Report all lines from the entries below in which "between" appears.

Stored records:
+-------+

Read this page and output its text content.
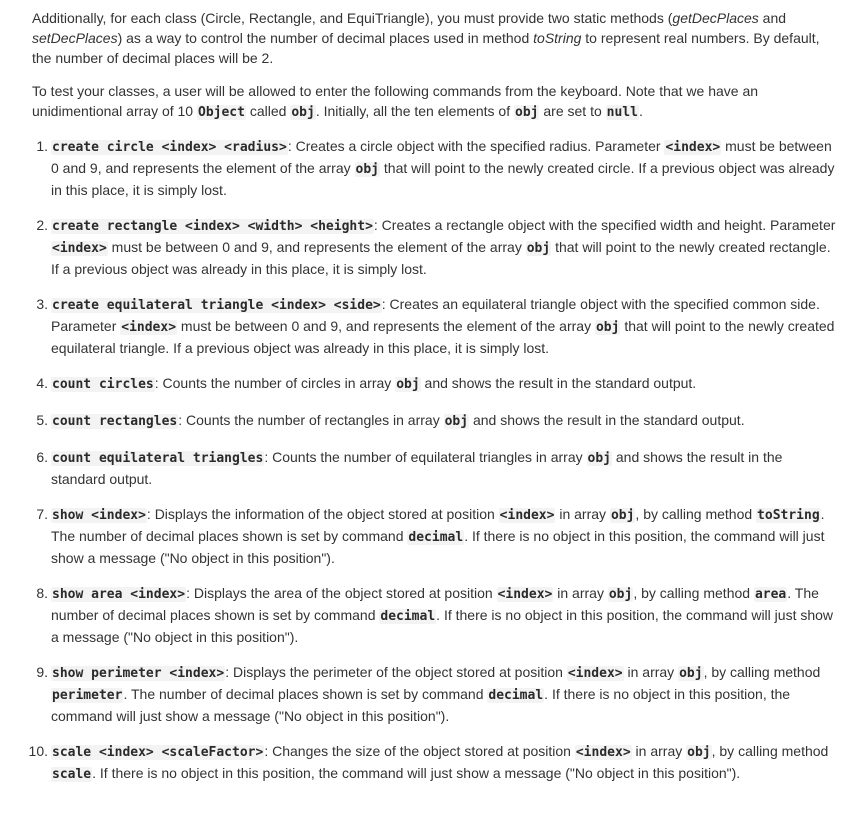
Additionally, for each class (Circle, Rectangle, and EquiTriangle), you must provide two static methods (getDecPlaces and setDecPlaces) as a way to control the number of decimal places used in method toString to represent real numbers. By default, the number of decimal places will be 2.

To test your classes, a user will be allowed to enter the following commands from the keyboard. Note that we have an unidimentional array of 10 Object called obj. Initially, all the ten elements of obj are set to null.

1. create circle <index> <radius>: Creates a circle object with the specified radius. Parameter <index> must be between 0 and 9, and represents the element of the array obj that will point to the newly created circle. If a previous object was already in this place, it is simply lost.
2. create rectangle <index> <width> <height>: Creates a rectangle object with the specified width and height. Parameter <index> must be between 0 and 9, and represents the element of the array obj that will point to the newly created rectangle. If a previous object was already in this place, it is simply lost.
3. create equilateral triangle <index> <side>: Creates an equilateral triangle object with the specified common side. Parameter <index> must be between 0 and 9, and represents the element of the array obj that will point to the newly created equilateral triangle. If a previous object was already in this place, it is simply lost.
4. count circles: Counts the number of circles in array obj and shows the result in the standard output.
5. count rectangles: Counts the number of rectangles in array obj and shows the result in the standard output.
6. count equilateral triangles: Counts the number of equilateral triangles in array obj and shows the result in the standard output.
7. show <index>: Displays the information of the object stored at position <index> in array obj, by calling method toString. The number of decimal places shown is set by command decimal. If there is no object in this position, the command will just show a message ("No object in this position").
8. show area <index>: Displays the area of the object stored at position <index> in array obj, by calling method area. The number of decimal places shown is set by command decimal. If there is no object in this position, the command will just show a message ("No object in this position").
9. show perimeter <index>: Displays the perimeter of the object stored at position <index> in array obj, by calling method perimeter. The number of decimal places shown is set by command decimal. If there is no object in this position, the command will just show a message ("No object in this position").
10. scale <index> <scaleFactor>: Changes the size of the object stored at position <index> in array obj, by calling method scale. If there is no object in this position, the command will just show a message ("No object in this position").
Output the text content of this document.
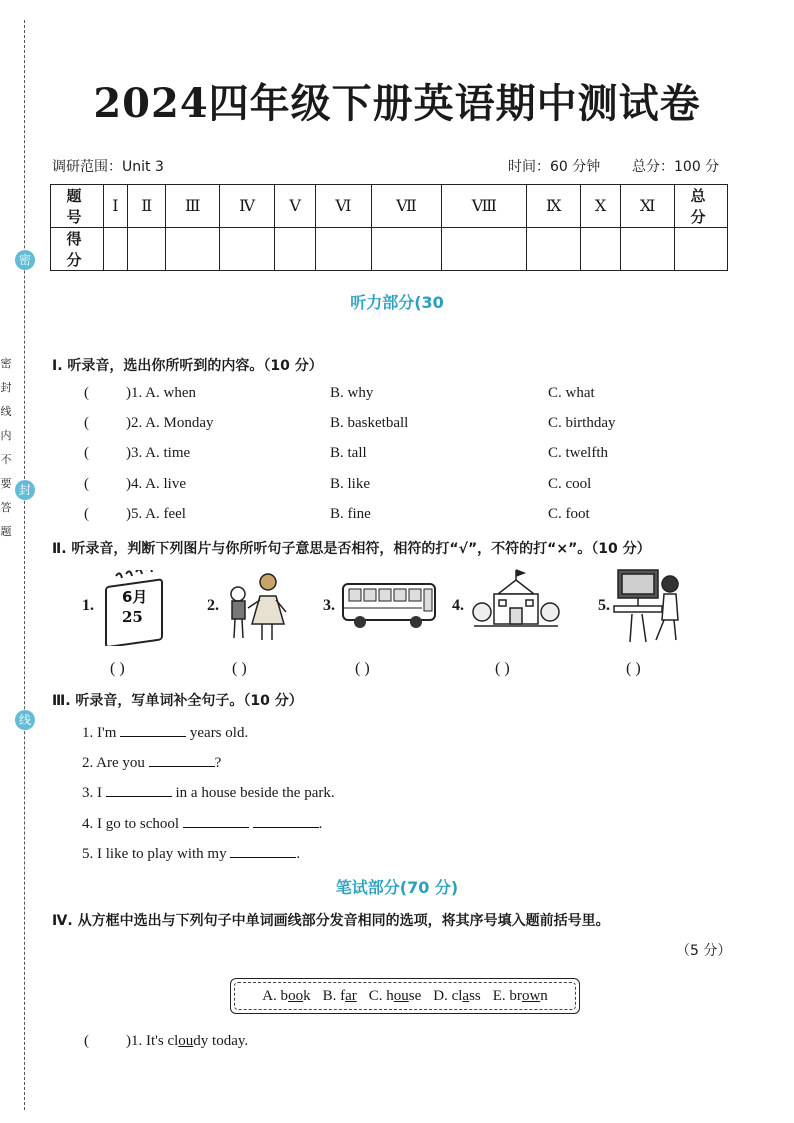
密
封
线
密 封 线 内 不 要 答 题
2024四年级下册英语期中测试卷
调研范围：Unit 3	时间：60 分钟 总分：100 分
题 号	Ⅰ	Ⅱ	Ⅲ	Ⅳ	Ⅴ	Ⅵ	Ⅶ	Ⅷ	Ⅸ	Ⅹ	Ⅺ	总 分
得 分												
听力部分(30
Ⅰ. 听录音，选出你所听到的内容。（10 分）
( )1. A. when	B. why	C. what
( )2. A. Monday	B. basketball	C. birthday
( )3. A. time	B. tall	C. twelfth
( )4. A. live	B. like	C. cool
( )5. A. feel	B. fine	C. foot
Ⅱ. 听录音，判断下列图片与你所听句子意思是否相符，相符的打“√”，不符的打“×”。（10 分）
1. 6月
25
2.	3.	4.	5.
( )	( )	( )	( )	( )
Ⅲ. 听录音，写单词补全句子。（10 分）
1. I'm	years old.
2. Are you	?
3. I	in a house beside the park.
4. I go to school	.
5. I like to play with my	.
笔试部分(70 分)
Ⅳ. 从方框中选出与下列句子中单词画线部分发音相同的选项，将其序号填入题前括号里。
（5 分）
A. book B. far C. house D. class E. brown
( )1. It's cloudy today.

+-------+

» **Solution to this problem**:
1. create circle <index> <radius>: Creates a circle object with the specified radius. Parameter <index> must be between 0 and 9, and represents the element of the array obj that will point to the newly created circle. If a previous object was already in this place, it is simply lost.
2. create rectangle <index> <width> <height>: Creates a rectangle object with the specified width and height. Parameter <index> must be between 0 and 9, and represents the element of the array obj that will point to the newly created rectangle. If a previous object was already in this place, it is simply lost.
3. create equilateral triangle <index> <side>: Creates an equilateral triangle object with the specified common side. Parameter <index> must be between 0 and 9, and represents the element of the array obj that will point to the newly created equilateral triangle. If a previous object was already in this place, it is simply lost.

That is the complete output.